> _Directive_
Copy the records below exactly, leaving out every picture.

> _Material provided_
◇ ◇ ◇

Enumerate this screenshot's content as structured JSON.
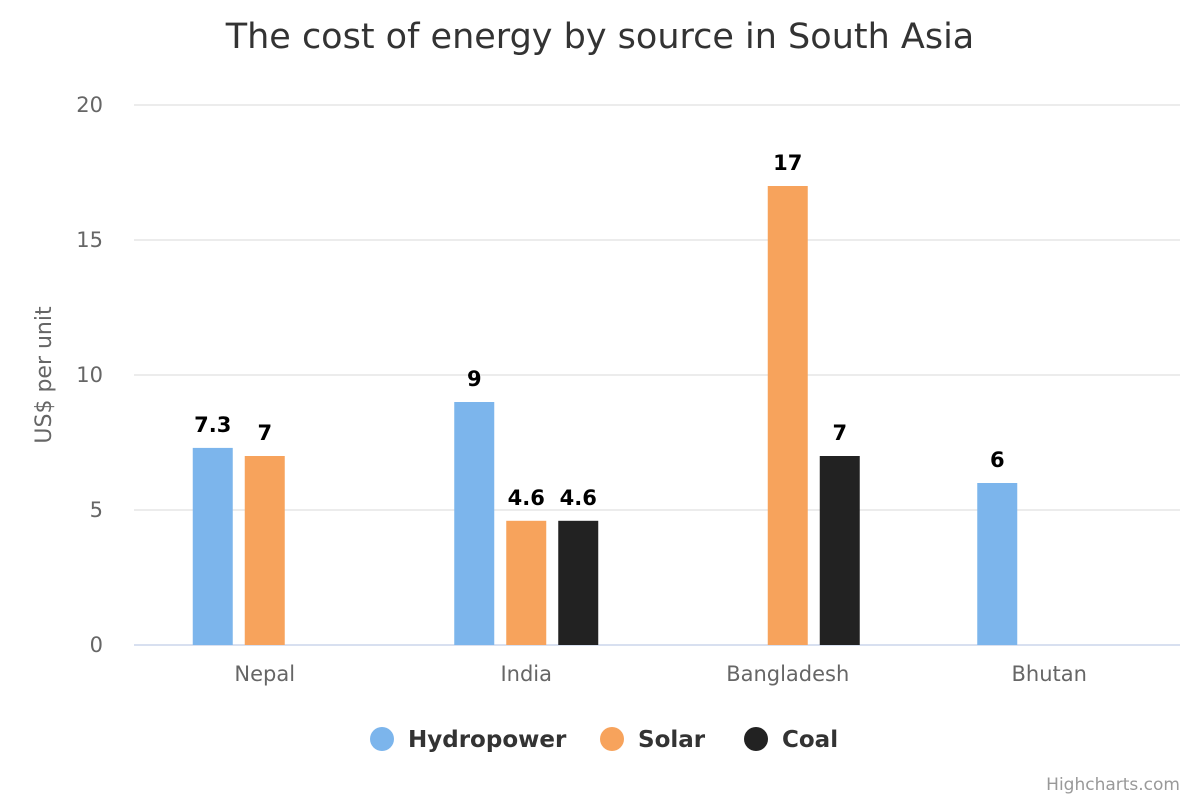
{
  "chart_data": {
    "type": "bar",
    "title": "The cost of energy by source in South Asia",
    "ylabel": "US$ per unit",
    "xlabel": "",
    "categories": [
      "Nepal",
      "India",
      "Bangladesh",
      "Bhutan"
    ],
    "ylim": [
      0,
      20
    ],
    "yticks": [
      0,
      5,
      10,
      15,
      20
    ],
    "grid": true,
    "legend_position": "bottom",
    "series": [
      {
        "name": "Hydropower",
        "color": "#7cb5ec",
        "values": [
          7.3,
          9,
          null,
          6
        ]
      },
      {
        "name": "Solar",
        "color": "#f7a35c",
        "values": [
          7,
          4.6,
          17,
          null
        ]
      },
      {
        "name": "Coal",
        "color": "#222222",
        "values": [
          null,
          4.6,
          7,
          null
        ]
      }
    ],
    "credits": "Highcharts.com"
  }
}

◇ ◇ ◇

> _Result for this exercise_
Enumerate this screenshot's content as structured JSON.
{
  "chart_data": {
    "type": "bar",
    "title": "The cost of energy by source in South Asia",
    "ylabel": "US$ per unit",
    "xlabel": "",
    "categories": [
      "Nepal",
      "India",
      "Bangladesh",
      "Bhutan"
    ],
    "ylim": [
      0,
      20
    ],
    "yticks": [
      0,
      5,
      10,
      15,
      20
    ],
    "grid": true,
    "legend_position": "bottom",
    "series": [
      {
        "name": "Hydropower",
        "color": "#7cb5ec",
        "values": [
          7.3,
          9,
          null,
          6
        ]
      },
      {
        "name": "Solar",
        "color": "#f7a35c",
        "values": [
          7,
          4.6,
          17,
          null
        ]
      },
      {
        "name": "Coal",
        "color": "#222222",
        "values": [
          null,
          4.6,
          7,
          null
        ]
      }
    ],
    "credits": "Highcharts.com"
  }
}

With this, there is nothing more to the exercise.